### WHAT YOU NEED TO DO:
Go through the entries below and collect each line with the string "南刊村村民委员会" in it.

Data entries
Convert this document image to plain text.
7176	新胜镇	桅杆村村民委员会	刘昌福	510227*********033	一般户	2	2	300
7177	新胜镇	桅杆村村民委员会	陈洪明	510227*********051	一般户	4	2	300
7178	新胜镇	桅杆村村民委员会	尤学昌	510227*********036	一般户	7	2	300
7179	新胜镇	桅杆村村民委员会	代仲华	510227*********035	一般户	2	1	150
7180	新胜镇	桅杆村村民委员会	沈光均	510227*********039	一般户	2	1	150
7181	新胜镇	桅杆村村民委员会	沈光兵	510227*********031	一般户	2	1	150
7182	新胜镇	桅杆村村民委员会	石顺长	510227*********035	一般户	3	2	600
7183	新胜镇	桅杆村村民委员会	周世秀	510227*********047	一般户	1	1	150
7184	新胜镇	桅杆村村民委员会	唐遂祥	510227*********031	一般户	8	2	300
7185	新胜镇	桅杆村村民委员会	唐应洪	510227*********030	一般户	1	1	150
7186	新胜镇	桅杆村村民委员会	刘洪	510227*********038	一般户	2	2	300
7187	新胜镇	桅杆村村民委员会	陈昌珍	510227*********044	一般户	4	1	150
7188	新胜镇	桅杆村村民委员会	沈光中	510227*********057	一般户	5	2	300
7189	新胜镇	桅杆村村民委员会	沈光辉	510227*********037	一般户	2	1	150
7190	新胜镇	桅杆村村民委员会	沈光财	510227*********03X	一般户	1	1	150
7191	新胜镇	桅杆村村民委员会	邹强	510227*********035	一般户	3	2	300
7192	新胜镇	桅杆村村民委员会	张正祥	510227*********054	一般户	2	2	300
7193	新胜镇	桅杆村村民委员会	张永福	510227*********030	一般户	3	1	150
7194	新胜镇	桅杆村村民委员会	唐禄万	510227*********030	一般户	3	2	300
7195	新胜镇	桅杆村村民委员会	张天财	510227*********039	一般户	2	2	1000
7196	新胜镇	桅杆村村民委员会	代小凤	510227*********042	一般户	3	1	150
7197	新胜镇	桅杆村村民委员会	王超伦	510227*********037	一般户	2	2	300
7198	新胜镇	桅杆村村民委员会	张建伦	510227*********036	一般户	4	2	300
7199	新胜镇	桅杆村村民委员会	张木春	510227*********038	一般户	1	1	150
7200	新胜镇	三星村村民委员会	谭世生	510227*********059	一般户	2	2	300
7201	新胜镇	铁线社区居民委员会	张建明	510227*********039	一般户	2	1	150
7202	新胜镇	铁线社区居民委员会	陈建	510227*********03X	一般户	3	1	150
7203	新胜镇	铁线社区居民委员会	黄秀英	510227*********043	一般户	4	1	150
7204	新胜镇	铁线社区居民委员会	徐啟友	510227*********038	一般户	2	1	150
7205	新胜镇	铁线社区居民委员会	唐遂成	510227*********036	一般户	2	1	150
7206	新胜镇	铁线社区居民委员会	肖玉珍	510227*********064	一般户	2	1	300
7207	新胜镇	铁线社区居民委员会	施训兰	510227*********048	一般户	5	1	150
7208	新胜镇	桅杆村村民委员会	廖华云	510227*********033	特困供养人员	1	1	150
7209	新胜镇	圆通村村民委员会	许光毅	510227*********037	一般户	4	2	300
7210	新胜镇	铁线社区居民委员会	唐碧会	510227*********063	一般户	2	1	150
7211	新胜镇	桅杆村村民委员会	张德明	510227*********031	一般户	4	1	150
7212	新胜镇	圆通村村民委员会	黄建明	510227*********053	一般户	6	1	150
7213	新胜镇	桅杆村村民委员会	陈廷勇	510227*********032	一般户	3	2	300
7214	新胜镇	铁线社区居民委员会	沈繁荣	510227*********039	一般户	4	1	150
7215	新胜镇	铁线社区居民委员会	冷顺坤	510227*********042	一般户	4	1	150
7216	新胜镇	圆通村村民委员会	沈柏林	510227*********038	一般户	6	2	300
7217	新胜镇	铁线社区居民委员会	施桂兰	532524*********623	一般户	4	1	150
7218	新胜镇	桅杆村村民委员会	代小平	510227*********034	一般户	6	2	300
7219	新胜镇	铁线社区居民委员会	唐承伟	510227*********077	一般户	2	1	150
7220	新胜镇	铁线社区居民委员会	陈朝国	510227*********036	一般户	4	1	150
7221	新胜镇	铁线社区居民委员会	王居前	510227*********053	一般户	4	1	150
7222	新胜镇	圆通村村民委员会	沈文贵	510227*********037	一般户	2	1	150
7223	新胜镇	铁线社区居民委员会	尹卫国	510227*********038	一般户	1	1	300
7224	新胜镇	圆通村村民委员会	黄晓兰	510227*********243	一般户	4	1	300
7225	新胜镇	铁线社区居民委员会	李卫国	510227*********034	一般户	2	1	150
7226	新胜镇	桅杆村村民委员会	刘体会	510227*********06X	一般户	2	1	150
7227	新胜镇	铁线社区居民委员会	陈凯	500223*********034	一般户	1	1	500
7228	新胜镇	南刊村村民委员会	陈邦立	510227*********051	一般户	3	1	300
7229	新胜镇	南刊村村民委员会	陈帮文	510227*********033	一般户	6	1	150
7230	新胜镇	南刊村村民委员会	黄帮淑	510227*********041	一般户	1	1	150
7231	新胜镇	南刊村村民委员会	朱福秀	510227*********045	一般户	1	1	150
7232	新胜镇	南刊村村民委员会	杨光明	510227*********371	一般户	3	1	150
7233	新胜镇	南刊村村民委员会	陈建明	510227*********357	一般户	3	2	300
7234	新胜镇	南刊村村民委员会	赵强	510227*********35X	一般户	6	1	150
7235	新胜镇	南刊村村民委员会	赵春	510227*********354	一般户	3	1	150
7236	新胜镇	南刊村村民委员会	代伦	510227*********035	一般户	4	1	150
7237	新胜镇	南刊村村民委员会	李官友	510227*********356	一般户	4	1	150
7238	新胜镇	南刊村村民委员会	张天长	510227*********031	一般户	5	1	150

### TASK OUTPUT:
7228	新胜镇	南刊村村民委员会	陈邦立	510227*********051	一般户	3	1	300
7229	新胜镇	南刊村村民委员会	陈帮文	510227*********033	一般户	6	1	150
7230	新胜镇	南刊村村民委员会	黄帮淑	510227*********041	一般户	1	1	150
7231	新胜镇	南刊村村民委员会	朱福秀	510227*********045	一般户	1	1	150
7232	新胜镇	南刊村村民委员会	杨光明	510227*********371	一般户	3	1	150
7233	新胜镇	南刊村村民委员会	陈建明	510227*********357	一般户	3	2	300
7234	新胜镇	南刊村村民委员会	赵强	510227*********35X	一般户	6	1	150
7235	新胜镇	南刊村村民委员会	赵春	510227*********354	一般户	3	1	150
7236	新胜镇	南刊村村民委员会	代伦	510227*********035	一般户	4	1	150
7237	新胜镇	南刊村村民委员会	李官友	510227*********356	一般户	4	1	150
7238	新胜镇	南刊村村民委员会	张天长	510227*********031	一般户	5	1	150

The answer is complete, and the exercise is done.